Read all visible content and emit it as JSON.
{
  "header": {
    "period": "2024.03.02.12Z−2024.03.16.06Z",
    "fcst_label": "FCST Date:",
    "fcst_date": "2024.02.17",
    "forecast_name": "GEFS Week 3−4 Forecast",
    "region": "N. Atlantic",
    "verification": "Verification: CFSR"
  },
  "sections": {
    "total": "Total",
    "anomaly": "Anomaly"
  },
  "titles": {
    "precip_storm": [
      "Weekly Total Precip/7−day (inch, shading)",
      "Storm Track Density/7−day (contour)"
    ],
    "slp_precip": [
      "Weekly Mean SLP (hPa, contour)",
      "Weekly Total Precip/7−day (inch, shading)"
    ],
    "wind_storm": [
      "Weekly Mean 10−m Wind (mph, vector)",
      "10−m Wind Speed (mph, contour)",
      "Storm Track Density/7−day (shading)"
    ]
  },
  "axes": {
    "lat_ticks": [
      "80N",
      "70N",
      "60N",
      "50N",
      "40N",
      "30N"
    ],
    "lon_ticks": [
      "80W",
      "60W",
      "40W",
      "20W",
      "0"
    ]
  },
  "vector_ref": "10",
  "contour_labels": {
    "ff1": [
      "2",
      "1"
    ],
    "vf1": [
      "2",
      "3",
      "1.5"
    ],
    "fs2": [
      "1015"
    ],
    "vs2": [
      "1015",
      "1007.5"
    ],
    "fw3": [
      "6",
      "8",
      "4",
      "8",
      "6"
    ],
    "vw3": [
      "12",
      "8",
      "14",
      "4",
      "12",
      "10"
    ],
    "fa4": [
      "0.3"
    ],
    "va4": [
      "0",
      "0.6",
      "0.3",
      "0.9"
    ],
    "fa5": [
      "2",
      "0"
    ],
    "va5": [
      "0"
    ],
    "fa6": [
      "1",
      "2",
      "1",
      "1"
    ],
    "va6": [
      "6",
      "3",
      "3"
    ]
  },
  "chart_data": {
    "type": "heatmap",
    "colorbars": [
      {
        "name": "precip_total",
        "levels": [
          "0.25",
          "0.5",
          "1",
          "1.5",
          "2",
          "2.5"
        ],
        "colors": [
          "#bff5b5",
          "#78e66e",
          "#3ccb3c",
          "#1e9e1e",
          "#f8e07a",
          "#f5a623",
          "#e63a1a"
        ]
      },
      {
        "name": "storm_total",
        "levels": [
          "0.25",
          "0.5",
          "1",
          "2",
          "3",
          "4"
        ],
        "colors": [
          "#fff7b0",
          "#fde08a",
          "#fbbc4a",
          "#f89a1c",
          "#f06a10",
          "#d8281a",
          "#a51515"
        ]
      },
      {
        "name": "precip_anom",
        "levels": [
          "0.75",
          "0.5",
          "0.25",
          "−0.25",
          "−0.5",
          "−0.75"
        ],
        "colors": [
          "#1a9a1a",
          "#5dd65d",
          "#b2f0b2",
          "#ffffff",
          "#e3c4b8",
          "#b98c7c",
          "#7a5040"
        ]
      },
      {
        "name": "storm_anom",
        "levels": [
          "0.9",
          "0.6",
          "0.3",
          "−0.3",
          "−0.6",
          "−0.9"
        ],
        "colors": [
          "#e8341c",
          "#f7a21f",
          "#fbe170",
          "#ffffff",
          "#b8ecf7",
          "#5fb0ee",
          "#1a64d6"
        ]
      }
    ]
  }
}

****************

Output the entries exactly.

→ **EXPECTED ANSWER**:
Read all visible content and emit it as JSON.
{
  "header": {
    "period": "2024.03.02.12Z−2024.03.16.06Z",
    "fcst_label": "FCST Date:",
    "fcst_date": "2024.02.17",
    "forecast_name": "GEFS Week 3−4 Forecast",
    "region": "N. Atlantic",
    "verification": "Verification: CFSR"
  },
  "sections": {
    "total": "Total",
    "anomaly": "Anomaly"
  },
  "titles": {
    "precip_storm": [
      "Weekly Total Precip/7−day (inch, shading)",
      "Storm Track Density/7−day (contour)"
    ],
    "slp_precip": [
      "Weekly Mean SLP (hPa, contour)",
      "Weekly Total Precip/7−day (inch, shading)"
    ],
    "wind_storm": [
      "Weekly Mean 10−m Wind (mph, vector)",
      "10−m Wind Speed (mph, contour)",
      "Storm Track Density/7−day (shading)"
    ]
  },
  "axes": {
    "lat_ticks": [
      "80N",
      "70N",
      "60N",
      "50N",
      "40N",
      "30N"
    ],
    "lon_ticks": [
      "80W",
      "60W",
      "40W",
      "20W",
      "0"
    ]
  },
  "vector_ref": "10",
  "contour_labels": {
    "ff1": [
      "2",
      "1"
    ],
    "vf1": [
      "2",
      "3",
      "1.5"
    ],
    "fs2": [
      "1015"
    ],
    "vs2": [
      "1015",
      "1007.5"
    ],
    "fw3": [
      "6",
      "8",
      "4",
      "8",
      "6"
    ],
    "vw3": [
      "12",
      "8",
      "14",
      "4",
      "12",
      "10"
    ],
    "fa4": [
      "0.3"
    ],
    "va4": [
      "0",
      "0.6",
      "0.3",
      "0.9"
    ],
    "fa5": [
      "2",
      "0"
    ],
    "va5": [
      "0"
    ],
    "fa6": [
      "1",
      "2",
      "1",
      "1"
    ],
    "va6": [
      "6",
      "3",
      "3"
    ]
  },
  "chart_data": {
    "type": "heatmap",
    "colorbars": [
      {
        "name": "precip_total",
        "levels": [
          "0.25",
          "0.5",
          "1",
          "1.5",
          "2",
          "2.5"
        ],
        "colors": [
          "#bff5b5",
          "#78e66e",
          "#3ccb3c",
          "#1e9e1e",
          "#f8e07a",
          "#f5a623",
          "#e63a1a"
        ]
      },
      {
        "name": "storm_total",
        "levels": [
          "0.25",
          "0.5",
          "1",
          "2",
          "3",
          "4"
        ],
        "colors": [
          "#fff7b0",
          "#fde08a",
          "#fbbc4a",
          "#f89a1c",
          "#f06a10",
          "#d8281a",
          "#a51515"
        ]
      },
      {
        "name": "precip_anom",
        "levels": [
          "0.75",
          "0.5",
          "0.25",
          "−0.25",
          "−0.5",
          "−0.75"
        ],
        "colors": [
          "#1a9a1a",
          "#5dd65d",
          "#b2f0b2",
          "#ffffff",
          "#e3c4b8",
          "#b98c7c",
          "#7a5040"
        ]
      },
      {
        "name": "storm_anom",
        "levels": [
          "0.9",
          "0.6",
          "0.3",
          "−0.3",
          "−0.6",
          "−0.9"
        ],
        "colors": [
          "#e8341c",
          "#f7a21f",
          "#fbe170",
          "#ffffff",
          "#b8ecf7",
          "#5fb0ee",
          "#1a64d6"
        ]
      }
    ]
  }
}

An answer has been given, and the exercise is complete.